--- EXERCISES TO COMPLETE ---
**a.** Reproduce the passage of the musical-endings discussion from "EDIT: OK, changing" up to and including "certainly thought so!".
**b.** Transcribe the rows from the first one up to and including the line with "data-point [599, 79, 609, 89]".

--- TEXT SECTION ---
------------------------------------------------------------
EDIT: OK, changing my mind. I guess Rent's current ending isn't so bad, considering the alternative is to kill off yet another HIV-positive character.
Jonathan Larson certainly thought so!
MY FAIR LADY. That has to be one of the most anti-climatical musicals ever.
Double Post. But, I will add something else then. JEKYLL AND HYDE's ending, while not awful or anti-climatic, seems........well...........rushed.
Broadway Legend Joined: 3/20/04
double post, haha
Broadway Legend Joined: 4/5/04
FOLLIES
After two and a half hours of relationship sturm und drang and decades-old regrets and recriminations being hashed over, of couples confessing they never loved each other and married the wrong people, suddenly the Loveland set disappears, we're back to reality, the couples go back to their original partners as if nothing had happened and nothing had been said, they all exchange a couple of hasty goodbyes and sheepishly slink off into the night. Curtain. Huh? What a complete and total cop-out of an ending. Goldman should have been ashamed (and Prince and Sondheim should be ashamed for allowing Goldman to get away with it). So after oblitering the notion of marriage and fidelity and twisting the knife into every one of those middle-aged/elderly couples sitting out there in the audience, you just leave it there with no resolution of any kind? And WHY on earth did those couples decide to get back together at the end (other than it was 11:00 and time for the curtain to drop)?
------------------------------------------------------------
--- Records from a data source ---

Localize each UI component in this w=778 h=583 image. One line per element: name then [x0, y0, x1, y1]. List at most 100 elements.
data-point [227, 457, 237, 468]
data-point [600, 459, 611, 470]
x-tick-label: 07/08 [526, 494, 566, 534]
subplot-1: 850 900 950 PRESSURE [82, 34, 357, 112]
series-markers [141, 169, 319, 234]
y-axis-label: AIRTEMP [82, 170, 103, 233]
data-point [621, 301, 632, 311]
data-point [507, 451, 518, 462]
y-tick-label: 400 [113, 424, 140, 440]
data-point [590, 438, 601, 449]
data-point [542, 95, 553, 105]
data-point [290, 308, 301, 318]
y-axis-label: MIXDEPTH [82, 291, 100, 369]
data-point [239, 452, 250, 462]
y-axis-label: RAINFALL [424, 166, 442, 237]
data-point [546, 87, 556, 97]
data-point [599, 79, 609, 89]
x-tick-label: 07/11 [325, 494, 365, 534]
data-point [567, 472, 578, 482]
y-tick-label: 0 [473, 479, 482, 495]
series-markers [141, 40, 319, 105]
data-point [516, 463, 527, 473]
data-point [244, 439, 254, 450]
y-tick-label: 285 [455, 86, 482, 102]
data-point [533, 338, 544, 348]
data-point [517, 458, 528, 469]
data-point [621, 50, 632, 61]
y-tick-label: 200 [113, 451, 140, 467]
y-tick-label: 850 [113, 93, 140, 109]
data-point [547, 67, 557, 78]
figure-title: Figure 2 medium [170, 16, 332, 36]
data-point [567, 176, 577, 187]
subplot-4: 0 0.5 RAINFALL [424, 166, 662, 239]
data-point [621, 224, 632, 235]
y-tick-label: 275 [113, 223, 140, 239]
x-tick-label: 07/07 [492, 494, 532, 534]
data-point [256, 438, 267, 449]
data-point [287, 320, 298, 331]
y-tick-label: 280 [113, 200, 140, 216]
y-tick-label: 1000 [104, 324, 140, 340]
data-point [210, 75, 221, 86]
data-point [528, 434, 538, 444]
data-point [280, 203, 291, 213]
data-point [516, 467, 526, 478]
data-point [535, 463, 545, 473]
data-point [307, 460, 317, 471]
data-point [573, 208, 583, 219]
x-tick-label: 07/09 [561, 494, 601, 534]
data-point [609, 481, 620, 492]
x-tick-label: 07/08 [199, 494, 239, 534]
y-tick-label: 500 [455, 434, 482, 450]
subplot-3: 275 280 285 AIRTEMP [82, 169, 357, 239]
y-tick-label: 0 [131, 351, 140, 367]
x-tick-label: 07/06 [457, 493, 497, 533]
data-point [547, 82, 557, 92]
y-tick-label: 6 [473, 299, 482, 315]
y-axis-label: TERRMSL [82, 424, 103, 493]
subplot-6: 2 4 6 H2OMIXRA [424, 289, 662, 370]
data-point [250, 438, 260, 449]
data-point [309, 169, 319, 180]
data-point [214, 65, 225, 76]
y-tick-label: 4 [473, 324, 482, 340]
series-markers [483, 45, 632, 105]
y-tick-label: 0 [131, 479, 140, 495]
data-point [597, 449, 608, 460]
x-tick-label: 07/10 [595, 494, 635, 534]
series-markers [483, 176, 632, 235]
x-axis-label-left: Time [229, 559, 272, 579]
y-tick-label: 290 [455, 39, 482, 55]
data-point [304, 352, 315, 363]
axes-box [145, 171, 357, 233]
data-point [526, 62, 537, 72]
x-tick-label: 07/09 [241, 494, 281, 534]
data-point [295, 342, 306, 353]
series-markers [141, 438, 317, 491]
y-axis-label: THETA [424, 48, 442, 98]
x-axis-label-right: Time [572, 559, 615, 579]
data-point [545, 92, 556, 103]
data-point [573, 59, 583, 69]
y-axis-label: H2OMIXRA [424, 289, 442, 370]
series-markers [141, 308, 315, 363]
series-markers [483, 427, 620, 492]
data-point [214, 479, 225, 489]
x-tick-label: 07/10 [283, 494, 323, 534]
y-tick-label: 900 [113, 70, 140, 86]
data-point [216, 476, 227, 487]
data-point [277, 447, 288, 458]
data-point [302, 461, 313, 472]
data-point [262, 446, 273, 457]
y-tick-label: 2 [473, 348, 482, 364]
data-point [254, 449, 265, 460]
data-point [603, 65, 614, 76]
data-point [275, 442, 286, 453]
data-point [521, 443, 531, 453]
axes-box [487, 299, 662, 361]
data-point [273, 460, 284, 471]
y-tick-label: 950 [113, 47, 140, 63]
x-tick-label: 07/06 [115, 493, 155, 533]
------------------------------------------------------------
--- ANSWERS GIVEN ---
**a.**
EDIT: OK, changing my mind. I guess Rent's current ending isn't so bad, considering the alternative is to kill off yet another HIV-positive character.
Jonathan Larson certainly thought so!

**b.**
Localize each UI component in this w=778 h=583 image. One line per element: name then [x0, y0, x1, y1]. List at most 100 elements.
data-point [227, 457, 237, 468]
data-point [600, 459, 611, 470]
x-tick-label: 07/08 [526, 494, 566, 534]
subplot-1: 850 900 950 PRESSURE [82, 34, 357, 112]
series-markers [141, 169, 319, 234]
y-axis-label: AIRTEMP [82, 170, 103, 233]
data-point [621, 301, 632, 311]
data-point [507, 451, 518, 462]
y-tick-label: 400 [113, 424, 140, 440]
data-point [590, 438, 601, 449]
data-point [542, 95, 553, 105]
data-point [290, 308, 301, 318]
y-axis-label: MIXDEPTH [82, 291, 100, 369]
data-point [239, 452, 250, 462]
y-axis-label: RAINFALL [424, 166, 442, 237]
data-point [546, 87, 556, 97]
data-point [599, 79, 609, 89]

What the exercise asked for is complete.